[Records contained in a dataset]
____________________
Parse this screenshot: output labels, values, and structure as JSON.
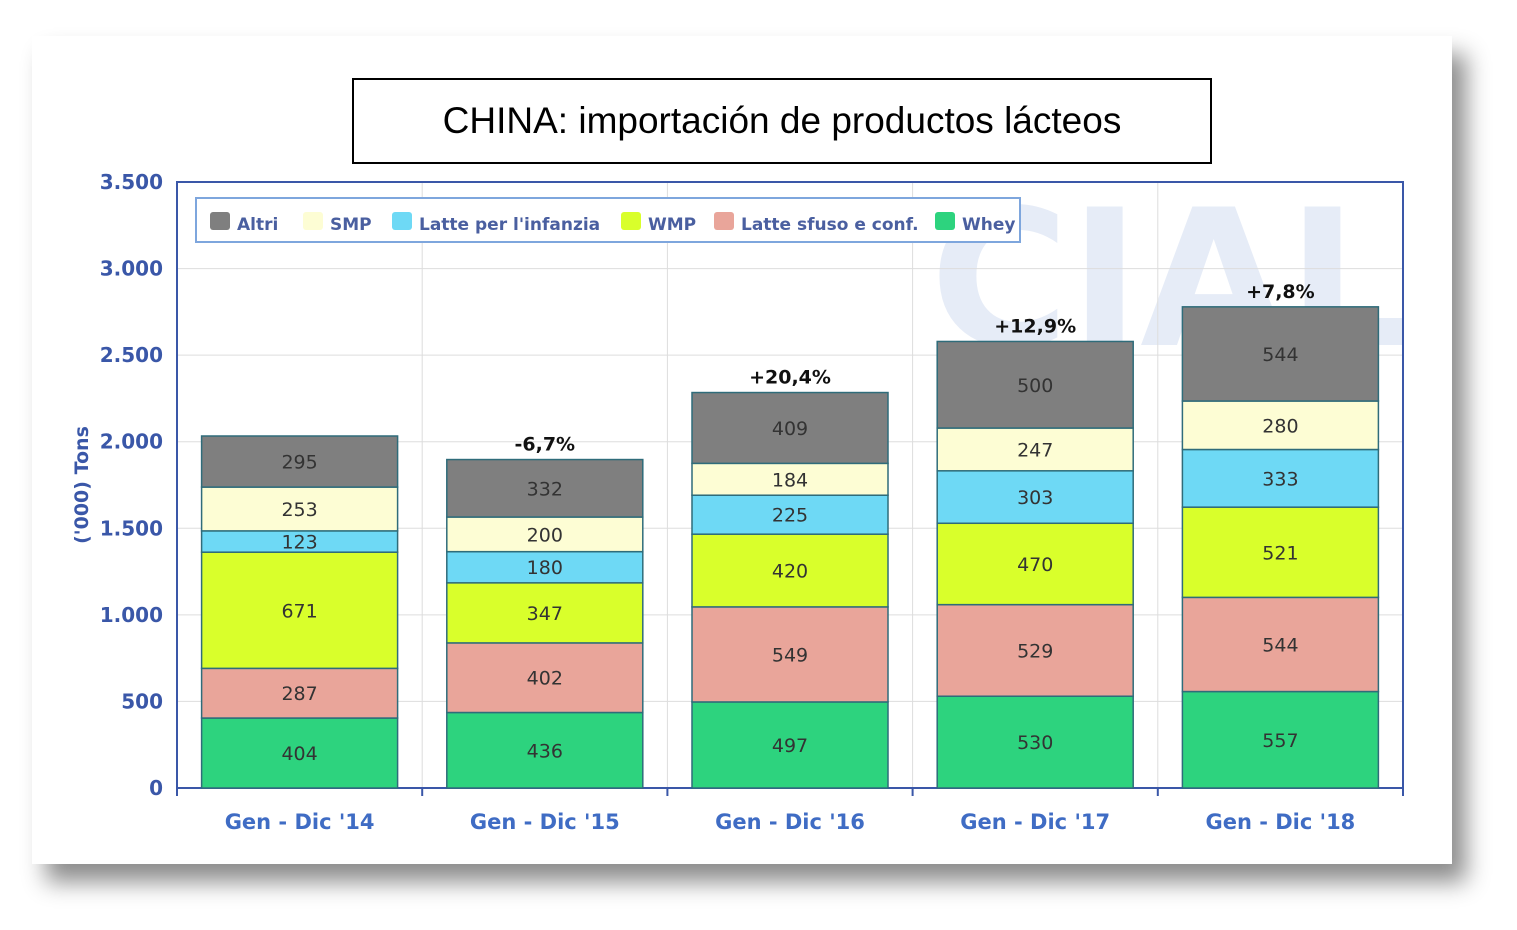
{
  "title": "CHINA: importación de productos lácteos",
  "chart_data": {
    "type": "bar",
    "stacked": true,
    "categories": [
      "Gen - Dic '14",
      "Gen - Dic '15",
      "Gen - Dic '16",
      "Gen - Dic '17",
      "Gen - Dic '18"
    ],
    "series": [
      {
        "name": "Whey",
        "color": "#2dd37e",
        "values": [
          404,
          436,
          497,
          530,
          557
        ]
      },
      {
        "name": "Latte sfuso e conf.",
        "color": "#e9a59a",
        "values": [
          287,
          402,
          549,
          529,
          544
        ]
      },
      {
        "name": "WMP",
        "color": "#d9ff2b",
        "values": [
          671,
          347,
          420,
          470,
          521
        ]
      },
      {
        "name": "Latte per l'infanzia",
        "color": "#6ed9f5",
        "values": [
          123,
          180,
          225,
          303,
          333
        ]
      },
      {
        "name": "SMP",
        "color": "#fdfdd4",
        "values": [
          253,
          200,
          184,
          247,
          280
        ]
      },
      {
        "name": "Altri",
        "color": "#7f7f7f",
        "values": [
          295,
          332,
          409,
          500,
          544
        ]
      }
    ],
    "legend_order": [
      "Altri",
      "SMP",
      "Latte per l'infanzia",
      "WMP",
      "Latte sfuso e conf.",
      "Whey"
    ],
    "annotations": [
      "",
      "-6,7%",
      "+20,4%",
      "+12,9%",
      "+7,8%"
    ],
    "ylabel": "('000) Tons",
    "ylim": [
      0,
      3500
    ],
    "yticks": [
      0,
      500,
      1000,
      1500,
      2000,
      2500,
      3000,
      3500
    ],
    "ytick_labels": [
      "0",
      "500",
      "1.000",
      "1.500",
      "2.000",
      "2.500",
      "3.000",
      "3.500"
    ],
    "grid": true,
    "legend_position": "top-left"
  }
}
____________________
== Instructions to follow ==
Your copy of the data should match it exactly, except that pictures are left out.

== Exercise response ==
Parse this screenshot: output labels, values, and structure as JSON.
{
  "title": "CHINA: importación de productos lácteos",
  "chart_data": {
    "type": "bar",
    "stacked": true,
    "categories": [
      "Gen - Dic '14",
      "Gen - Dic '15",
      "Gen - Dic '16",
      "Gen - Dic '17",
      "Gen - Dic '18"
    ],
    "series": [
      {
        "name": "Whey",
        "color": "#2dd37e",
        "values": [
          404,
          436,
          497,
          530,
          557
        ]
      },
      {
        "name": "Latte sfuso e conf.",
        "color": "#e9a59a",
        "values": [
          287,
          402,
          549,
          529,
          544
        ]
      },
      {
        "name": "WMP",
        "color": "#d9ff2b",
        "values": [
          671,
          347,
          420,
          470,
          521
        ]
      },
      {
        "name": "Latte per l'infanzia",
        "color": "#6ed9f5",
        "values": [
          123,
          180,
          225,
          303,
          333
        ]
      },
      {
        "name": "SMP",
        "color": "#fdfdd4",
        "values": [
          253,
          200,
          184,
          247,
          280
        ]
      },
      {
        "name": "Altri",
        "color": "#7f7f7f",
        "values": [
          295,
          332,
          409,
          500,
          544
        ]
      }
    ],
    "legend_order": [
      "Altri",
      "SMP",
      "Latte per l'infanzia",
      "WMP",
      "Latte sfuso e conf.",
      "Whey"
    ],
    "annotations": [
      "",
      "-6,7%",
      "+20,4%",
      "+12,9%",
      "+7,8%"
    ],
    "ylabel": "('000) Tons",
    "ylim": [
      0,
      3500
    ],
    "yticks": [
      0,
      500,
      1000,
      1500,
      2000,
      2500,
      3000,
      3500
    ],
    "ytick_labels": [
      "0",
      "500",
      "1.000",
      "1.500",
      "2.000",
      "2.500",
      "3.000",
      "3.500"
    ],
    "grid": true,
    "legend_position": "top-left"
  }
}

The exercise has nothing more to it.